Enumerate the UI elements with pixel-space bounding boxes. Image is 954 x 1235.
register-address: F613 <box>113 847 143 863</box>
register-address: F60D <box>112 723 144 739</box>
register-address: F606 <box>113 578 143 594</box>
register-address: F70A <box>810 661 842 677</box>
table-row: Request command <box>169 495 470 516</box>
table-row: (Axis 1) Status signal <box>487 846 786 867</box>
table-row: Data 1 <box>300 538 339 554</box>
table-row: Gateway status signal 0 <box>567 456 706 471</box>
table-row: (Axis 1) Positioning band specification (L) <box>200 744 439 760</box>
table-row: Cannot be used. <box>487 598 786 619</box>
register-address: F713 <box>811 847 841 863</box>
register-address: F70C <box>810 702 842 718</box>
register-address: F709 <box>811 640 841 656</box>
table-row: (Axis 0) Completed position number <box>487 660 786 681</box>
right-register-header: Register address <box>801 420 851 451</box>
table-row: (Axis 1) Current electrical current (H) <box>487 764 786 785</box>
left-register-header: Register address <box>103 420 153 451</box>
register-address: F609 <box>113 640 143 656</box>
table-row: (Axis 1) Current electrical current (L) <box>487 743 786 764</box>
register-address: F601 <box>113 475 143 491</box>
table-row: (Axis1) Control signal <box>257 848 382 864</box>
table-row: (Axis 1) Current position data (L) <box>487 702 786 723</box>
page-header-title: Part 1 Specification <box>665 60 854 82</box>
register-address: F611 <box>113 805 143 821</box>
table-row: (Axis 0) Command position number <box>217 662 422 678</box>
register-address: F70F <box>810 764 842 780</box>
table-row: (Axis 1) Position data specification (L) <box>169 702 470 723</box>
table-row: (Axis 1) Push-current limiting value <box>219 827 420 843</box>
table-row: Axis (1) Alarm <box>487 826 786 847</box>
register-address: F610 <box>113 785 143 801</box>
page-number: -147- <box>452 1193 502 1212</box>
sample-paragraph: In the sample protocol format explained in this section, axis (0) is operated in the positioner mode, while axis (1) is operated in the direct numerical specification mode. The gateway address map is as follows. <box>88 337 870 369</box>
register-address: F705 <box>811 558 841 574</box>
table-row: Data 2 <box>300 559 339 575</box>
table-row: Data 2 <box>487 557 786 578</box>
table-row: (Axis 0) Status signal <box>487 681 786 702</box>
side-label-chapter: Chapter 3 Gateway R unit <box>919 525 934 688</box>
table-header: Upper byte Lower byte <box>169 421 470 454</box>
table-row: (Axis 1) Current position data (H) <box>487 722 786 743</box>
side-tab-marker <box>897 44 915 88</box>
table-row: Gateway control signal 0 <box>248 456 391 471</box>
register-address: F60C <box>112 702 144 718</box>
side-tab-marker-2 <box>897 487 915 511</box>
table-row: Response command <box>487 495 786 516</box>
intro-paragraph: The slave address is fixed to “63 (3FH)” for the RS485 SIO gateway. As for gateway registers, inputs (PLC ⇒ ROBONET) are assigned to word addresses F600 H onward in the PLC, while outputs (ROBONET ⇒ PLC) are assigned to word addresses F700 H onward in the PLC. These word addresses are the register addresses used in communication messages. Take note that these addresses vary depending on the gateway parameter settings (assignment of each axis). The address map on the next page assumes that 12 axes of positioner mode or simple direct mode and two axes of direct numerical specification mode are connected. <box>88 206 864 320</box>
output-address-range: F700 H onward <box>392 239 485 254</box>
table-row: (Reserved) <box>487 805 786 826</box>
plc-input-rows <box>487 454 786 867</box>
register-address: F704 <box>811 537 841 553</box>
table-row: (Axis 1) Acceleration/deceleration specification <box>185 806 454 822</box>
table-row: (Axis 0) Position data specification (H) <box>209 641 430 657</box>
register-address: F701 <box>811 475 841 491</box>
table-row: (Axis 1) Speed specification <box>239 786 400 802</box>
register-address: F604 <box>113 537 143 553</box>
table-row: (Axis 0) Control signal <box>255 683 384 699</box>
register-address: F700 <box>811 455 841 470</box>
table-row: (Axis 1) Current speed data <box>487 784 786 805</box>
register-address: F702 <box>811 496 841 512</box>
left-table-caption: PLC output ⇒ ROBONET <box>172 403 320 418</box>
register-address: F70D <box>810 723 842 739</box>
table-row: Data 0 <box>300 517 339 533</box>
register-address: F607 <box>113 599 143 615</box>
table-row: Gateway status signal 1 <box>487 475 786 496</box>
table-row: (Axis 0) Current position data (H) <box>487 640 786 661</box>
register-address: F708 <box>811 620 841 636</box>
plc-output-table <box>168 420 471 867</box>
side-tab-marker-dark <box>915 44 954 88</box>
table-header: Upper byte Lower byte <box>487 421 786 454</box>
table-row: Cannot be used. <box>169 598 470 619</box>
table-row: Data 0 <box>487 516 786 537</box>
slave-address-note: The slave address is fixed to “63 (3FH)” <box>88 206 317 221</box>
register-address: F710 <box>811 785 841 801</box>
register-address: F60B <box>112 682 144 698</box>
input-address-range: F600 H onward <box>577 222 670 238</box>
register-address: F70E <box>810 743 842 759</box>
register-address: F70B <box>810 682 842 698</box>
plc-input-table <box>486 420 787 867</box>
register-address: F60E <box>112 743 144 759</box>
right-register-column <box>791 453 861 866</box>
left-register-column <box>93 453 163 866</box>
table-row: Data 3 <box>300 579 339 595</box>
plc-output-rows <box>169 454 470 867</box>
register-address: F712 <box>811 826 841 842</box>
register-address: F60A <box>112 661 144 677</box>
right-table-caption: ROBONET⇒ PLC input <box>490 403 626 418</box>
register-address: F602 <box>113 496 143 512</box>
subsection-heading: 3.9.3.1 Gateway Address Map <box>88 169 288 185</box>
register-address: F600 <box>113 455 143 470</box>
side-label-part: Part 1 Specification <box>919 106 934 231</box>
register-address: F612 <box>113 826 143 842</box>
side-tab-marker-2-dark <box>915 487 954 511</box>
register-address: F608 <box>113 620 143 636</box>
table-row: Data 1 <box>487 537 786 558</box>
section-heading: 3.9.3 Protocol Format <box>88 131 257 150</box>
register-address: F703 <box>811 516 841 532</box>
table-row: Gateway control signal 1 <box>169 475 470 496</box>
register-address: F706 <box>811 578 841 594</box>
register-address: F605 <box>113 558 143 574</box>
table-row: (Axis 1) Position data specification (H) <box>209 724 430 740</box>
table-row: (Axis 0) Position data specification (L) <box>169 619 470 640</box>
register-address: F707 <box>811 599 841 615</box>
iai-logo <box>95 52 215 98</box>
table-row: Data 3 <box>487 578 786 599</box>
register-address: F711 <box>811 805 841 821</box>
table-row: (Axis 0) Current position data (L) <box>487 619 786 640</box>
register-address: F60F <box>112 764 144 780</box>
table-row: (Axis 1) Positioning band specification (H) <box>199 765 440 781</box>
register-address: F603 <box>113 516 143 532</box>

------------------------------------------------------------

- **Your task**: Reproduce every line of the data above verbatim, keeping the original order and leaving each character unchanged.

- **Problem solution**:
Enumerate the UI elements with pixel-space bounding boxes. Image is 954 x 1235.
register-address: F613 <box>113 847 143 863</box>
register-address: F60D <box>112 723 144 739</box>
register-address: F606 <box>113 578 143 594</box>
register-address: F70A <box>810 661 842 677</box>
table-row: Request command <box>169 495 470 516</box>
table-row: (Axis 1) Status signal <box>487 846 786 867</box>
table-row: Data 1 <box>300 538 339 554</box>
table-row: Gateway status signal 0 <box>567 456 706 471</box>
table-row: (Axis 1) Positioning band specification (L) <box>200 744 439 760</box>
table-row: Cannot be used. <box>487 598 786 619</box>
register-address: F713 <box>811 847 841 863</box>
register-address: F70C <box>810 702 842 718</box>
register-address: F709 <box>811 640 841 656</box>
table-row: (Axis 0) Completed position number <box>487 660 786 681</box>
right-register-header: Register address <box>801 420 851 451</box>
table-row: (Axis 1) Current electrical current (H) <box>487 764 786 785</box>
left-register-header: Register address <box>103 420 153 451</box>
register-address: F609 <box>113 640 143 656</box>
table-row: (Axis 1) Current electrical current (L) <box>487 743 786 764</box>
register-address: F601 <box>113 475 143 491</box>
table-row: (Axis1) Control signal <box>257 848 382 864</box>
table-row: (Axis 1) Current position data (L) <box>487 702 786 723</box>
page-header-title: Part 1 Specification <box>665 60 854 82</box>
register-address: F611 <box>113 805 143 821</box>
table-row: (Axis 0) Command position number <box>217 662 422 678</box>
register-address: F70F <box>810 764 842 780</box>
table-row: (Axis 1) Position data specification (L) <box>169 702 470 723</box>
table-row: (Axis 1) Push-current limiting value <box>219 827 420 843</box>
table-row: Axis (1) Alarm <box>487 826 786 847</box>
register-address: F610 <box>113 785 143 801</box>
page-number: -147- <box>452 1193 502 1212</box>
sample-paragraph: In the sample protocol format explained in this section, axis (0) is operated in the positioner mode, while axis (1) is operated in the direct numerical specification mode. The gateway address map is as follows. <box>88 337 870 369</box>
register-address: F705 <box>811 558 841 574</box>
table-row: Data 2 <box>300 559 339 575</box>
table-row: Data 2 <box>487 557 786 578</box>
table-row: (Axis 0) Status signal <box>487 681 786 702</box>
side-label-chapter: Chapter 3 Gateway R unit <box>919 525 934 688</box>
table-header: Upper byte Lower byte <box>169 421 470 454</box>
table-row: (Axis 1) Current position data (H) <box>487 722 786 743</box>
side-tab-marker <box>897 44 915 88</box>
table-row: Gateway control signal 0 <box>248 456 391 471</box>
register-address: F60C <box>112 702 144 718</box>
side-tab-marker-2 <box>897 487 915 511</box>
table-row: Response command <box>487 495 786 516</box>
intro-paragraph: The slave address is fixed to “63 (3FH)” for the RS485 SIO gateway. As for gateway registers, inputs (PLC ⇒ ROBONET) are assigned to word addresses F600 H onward in the PLC, while outputs (ROBONET ⇒ PLC) are assigned to word addresses F700 H onward in the PLC. These word addresses are the register addresses used in communication messages. Take note that these addresses vary depending on the gateway parameter settings (assignment of each axis). The address map on the next page assumes that 12 axes of positioner mode or simple direct mode and two axes of direct numerical specification mode are connected. <box>88 206 864 320</box>
output-address-range: F700 H onward <box>392 239 485 254</box>
table-row: (Reserved) <box>487 805 786 826</box>
plc-input-rows <box>487 454 786 867</box>
register-address: F704 <box>811 537 841 553</box>
table-row: (Axis 1) Acceleration/deceleration specification <box>185 806 454 822</box>
table-row: (Axis 0) Position data specification (H) <box>209 641 430 657</box>
register-address: F701 <box>811 475 841 491</box>
table-row: (Axis 1) Speed specification <box>239 786 400 802</box>
register-address: F604 <box>113 537 143 553</box>
table-row: (Axis 0) Control signal <box>255 683 384 699</box>
register-address: F700 <box>811 455 841 470</box>
table-row: (Axis 1) Current speed data <box>487 784 786 805</box>
register-address: F702 <box>811 496 841 512</box>
left-table-caption: PLC output ⇒ ROBONET <box>172 403 320 418</box>
register-address: F70D <box>810 723 842 739</box>
table-row: Data 0 <box>300 517 339 533</box>
register-address: F607 <box>113 599 143 615</box>
table-row: Gateway status signal 1 <box>487 475 786 496</box>
table-row: (Axis 0) Current position data (H) <box>487 640 786 661</box>
register-address: F708 <box>811 620 841 636</box>
plc-output-table <box>168 420 471 867</box>
side-tab-marker-dark <box>915 44 954 88</box>
table-header: Upper byte Lower byte <box>487 421 786 454</box>
table-row: Cannot be used. <box>169 598 470 619</box>
table-row: Data 0 <box>487 516 786 537</box>
slave-address-note: The slave address is fixed to “63 (3FH)” <box>88 206 317 221</box>
register-address: F710 <box>811 785 841 801</box>
register-address: F60B <box>112 682 144 698</box>
input-address-range: F600 H onward <box>577 222 670 238</box>
register-address: F70E <box>810 743 842 759</box>
register-address: F70B <box>810 682 842 698</box>
plc-input-table <box>486 420 787 867</box>
register-address: F60E <box>112 743 144 759</box>
right-register-column <box>791 453 861 866</box>
left-register-column <box>93 453 163 866</box>
table-row: Data 3 <box>300 579 339 595</box>
plc-output-rows <box>169 454 470 867</box>
register-address: F712 <box>811 826 841 842</box>
register-address: F60A <box>112 661 144 677</box>
right-table-caption: ROBONET⇒ PLC input <box>490 403 626 418</box>
register-address: F602 <box>113 496 143 512</box>
subsection-heading: 3.9.3.1 Gateway Address Map <box>88 169 288 185</box>
register-address: F600 <box>113 455 143 470</box>
side-label-part: Part 1 Specification <box>919 106 934 231</box>
register-address: F612 <box>113 826 143 842</box>
side-tab-marker-2-dark <box>915 487 954 511</box>
register-address: F608 <box>113 620 143 636</box>
table-row: Data 1 <box>487 537 786 558</box>
section-heading: 3.9.3 Protocol Format <box>88 131 257 150</box>
register-address: F703 <box>811 516 841 532</box>
table-row: Gateway control signal 1 <box>169 475 470 496</box>
register-address: F706 <box>811 578 841 594</box>
register-address: F605 <box>113 558 143 574</box>
table-row: (Axis 1) Position data specification (H) <box>209 724 430 740</box>
table-row: (Axis 0) Position data specification (L) <box>169 619 470 640</box>
register-address: F707 <box>811 599 841 615</box>
iai-logo <box>95 52 215 98</box>
table-row: Data 3 <box>487 578 786 599</box>
register-address: F711 <box>811 805 841 821</box>
table-row: (Axis 0) Current position data (L) <box>487 619 786 640</box>
register-address: F60F <box>112 764 144 780</box>
table-row: (Axis 1) Positioning band specification (H) <box>199 765 440 781</box>
register-address: F603 <box>113 516 143 532</box>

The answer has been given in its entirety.